## Task directions
Please quote every line word for word.

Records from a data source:
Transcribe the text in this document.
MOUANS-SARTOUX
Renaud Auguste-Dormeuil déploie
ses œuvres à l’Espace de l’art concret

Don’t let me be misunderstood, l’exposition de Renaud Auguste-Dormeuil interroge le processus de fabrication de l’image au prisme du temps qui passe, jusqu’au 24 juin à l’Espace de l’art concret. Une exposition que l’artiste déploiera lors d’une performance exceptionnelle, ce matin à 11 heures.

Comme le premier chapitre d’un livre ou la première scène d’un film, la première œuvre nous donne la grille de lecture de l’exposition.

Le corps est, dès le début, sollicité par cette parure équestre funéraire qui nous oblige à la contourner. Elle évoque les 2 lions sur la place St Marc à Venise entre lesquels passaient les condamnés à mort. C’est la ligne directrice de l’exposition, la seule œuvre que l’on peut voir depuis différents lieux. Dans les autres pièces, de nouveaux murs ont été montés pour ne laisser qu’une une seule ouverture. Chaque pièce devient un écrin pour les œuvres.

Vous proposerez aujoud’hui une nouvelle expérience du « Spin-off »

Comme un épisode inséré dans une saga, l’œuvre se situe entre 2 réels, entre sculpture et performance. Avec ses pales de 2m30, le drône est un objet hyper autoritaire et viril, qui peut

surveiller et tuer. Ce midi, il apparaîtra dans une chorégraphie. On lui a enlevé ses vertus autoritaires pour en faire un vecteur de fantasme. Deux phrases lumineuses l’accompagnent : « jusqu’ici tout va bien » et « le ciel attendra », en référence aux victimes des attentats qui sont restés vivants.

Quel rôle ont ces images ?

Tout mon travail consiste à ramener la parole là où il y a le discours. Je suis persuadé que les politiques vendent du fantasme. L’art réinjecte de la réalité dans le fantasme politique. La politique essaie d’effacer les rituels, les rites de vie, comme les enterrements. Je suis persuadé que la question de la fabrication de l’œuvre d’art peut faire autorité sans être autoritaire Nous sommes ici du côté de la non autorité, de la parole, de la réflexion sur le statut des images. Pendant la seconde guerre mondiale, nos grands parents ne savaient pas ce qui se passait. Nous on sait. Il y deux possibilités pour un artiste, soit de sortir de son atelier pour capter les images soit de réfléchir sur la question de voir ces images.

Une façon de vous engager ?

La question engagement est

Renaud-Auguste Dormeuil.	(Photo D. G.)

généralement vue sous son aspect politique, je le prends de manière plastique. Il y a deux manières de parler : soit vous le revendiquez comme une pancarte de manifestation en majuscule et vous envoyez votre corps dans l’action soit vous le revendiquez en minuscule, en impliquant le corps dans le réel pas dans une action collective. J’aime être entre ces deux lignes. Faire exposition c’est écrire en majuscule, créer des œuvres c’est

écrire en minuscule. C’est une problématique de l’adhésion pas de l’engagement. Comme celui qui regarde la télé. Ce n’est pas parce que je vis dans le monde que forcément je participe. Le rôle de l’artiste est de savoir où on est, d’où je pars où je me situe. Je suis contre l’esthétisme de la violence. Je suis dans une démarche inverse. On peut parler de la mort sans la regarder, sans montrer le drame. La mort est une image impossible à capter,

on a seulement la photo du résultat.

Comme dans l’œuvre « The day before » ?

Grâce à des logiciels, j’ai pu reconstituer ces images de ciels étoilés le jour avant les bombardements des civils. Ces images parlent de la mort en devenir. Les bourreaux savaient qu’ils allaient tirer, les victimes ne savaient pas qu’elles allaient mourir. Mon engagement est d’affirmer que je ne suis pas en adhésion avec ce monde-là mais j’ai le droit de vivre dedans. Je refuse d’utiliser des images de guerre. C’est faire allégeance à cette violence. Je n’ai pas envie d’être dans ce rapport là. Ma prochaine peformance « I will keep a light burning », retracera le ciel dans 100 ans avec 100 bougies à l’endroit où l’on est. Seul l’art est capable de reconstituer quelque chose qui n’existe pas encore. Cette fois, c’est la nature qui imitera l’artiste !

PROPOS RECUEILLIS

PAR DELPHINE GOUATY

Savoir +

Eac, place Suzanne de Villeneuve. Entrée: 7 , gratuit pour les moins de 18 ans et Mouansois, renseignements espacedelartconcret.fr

## Expected answer
Transcribe the text in this document.
MOUANS-SARTOUX
Renaud Auguste-Dormeuil déploie
ses œuvres à l’Espace de l’art concret

Don’t let me be misunderstood, l’exposition de Renaud Auguste-Dormeuil interroge le processus de fabrication de l’image au prisme du temps qui passe, jusqu’au 24 juin à l’Espace de l’art concret. Une exposition que l’artiste déploiera lors d’une performance exceptionnelle, ce matin à 11 heures.

Comme le premier chapitre d’un livre ou la première scène d’un film, la première œuvre nous donne la grille de lecture de l’exposition.

Le corps est, dès le début, sollicité par cette parure équestre funéraire qui nous oblige à la contourner. Elle évoque les 2 lions sur la place St Marc à Venise entre lesquels passaient les condamnés à mort. C’est la ligne directrice de l’exposition, la seule œuvre que l’on peut voir depuis différents lieux. Dans les autres pièces, de nouveaux murs ont été montés pour ne laisser qu’une une seule ouverture. Chaque pièce devient un écrin pour les œuvres.

Vous proposerez aujoud’hui une nouvelle expérience du « Spin-off »

Comme un épisode inséré dans une saga, l’œuvre se situe entre 2 réels, entre sculpture et performance. Avec ses pales de 2m30, le drône est un objet hyper autoritaire et viril, qui peut

surveiller et tuer. Ce midi, il apparaîtra dans une chorégraphie. On lui a enlevé ses vertus autoritaires pour en faire un vecteur de fantasme. Deux phrases lumineuses l’accompagnent : « jusqu’ici tout va bien » et « le ciel attendra », en référence aux victimes des attentats qui sont restés vivants.

Quel rôle ont ces images ?

Tout mon travail consiste à ramener la parole là où il y a le discours. Je suis persuadé que les politiques vendent du fantasme. L’art réinjecte de la réalité dans le fantasme politique. La politique essaie d’effacer les rituels, les rites de vie, comme les enterrements. Je suis persuadé que la question de la fabrication de l’œuvre d’art peut faire autorité sans être autoritaire Nous sommes ici du côté de la non autorité, de la parole, de la réflexion sur le statut des images. Pendant la seconde guerre mondiale, nos grands parents ne savaient pas ce qui se passait. Nous on sait. Il y deux possibilités pour un artiste, soit de sortir de son atelier pour capter les images soit de réfléchir sur la question de voir ces images.

Une façon de vous engager ?

La question engagement est

Renaud-Auguste Dormeuil.	(Photo D. G.)

généralement vue sous son aspect politique, je le prends de manière plastique. Il y a deux manières de parler : soit vous le revendiquez comme une pancarte de manifestation en majuscule et vous envoyez votre corps dans l’action soit vous le revendiquez en minuscule, en impliquant le corps dans le réel pas dans une action collective. J’aime être entre ces deux lignes. Faire exposition c’est écrire en majuscule, créer des œuvres c’est

écrire en minuscule. C’est une problématique de l’adhésion pas de l’engagement. Comme celui qui regarde la télé. Ce n’est pas parce que je vis dans le monde que forcément je participe. Le rôle de l’artiste est de savoir où on est, d’où je pars où je me situe. Je suis contre l’esthétisme de la violence. Je suis dans une démarche inverse. On peut parler de la mort sans la regarder, sans montrer le drame. La mort est une image impossible à capter,

on a seulement la photo du résultat.

Comme dans l’œuvre « The day before » ?

Grâce à des logiciels, j’ai pu reconstituer ces images de ciels étoilés le jour avant les bombardements des civils. Ces images parlent de la mort en devenir. Les bourreaux savaient qu’ils allaient tirer, les victimes ne savaient pas qu’elles allaient mourir. Mon engagement est d’affirmer que je ne suis pas en adhésion avec ce monde-là mais j’ai le droit de vivre dedans. Je refuse d’utiliser des images de guerre. C’est faire allégeance à cette violence. Je n’ai pas envie d’être dans ce rapport là. Ma prochaine peformance « I will keep a light burning », retracera le ciel dans 100 ans avec 100 bougies à l’endroit où l’on est. Seul l’art est capable de reconstituer quelque chose qui n’existe pas encore. Cette fois, c’est la nature qui imitera l’artiste !

PROPOS RECUEILLIS

PAR DELPHINE GOUATY

Savoir +

Eac, place Suzanne de Villeneuve. Entrée: 7 , gratuit pour les moins de 18 ans et Mouansois, renseignements espacedelartconcret.fr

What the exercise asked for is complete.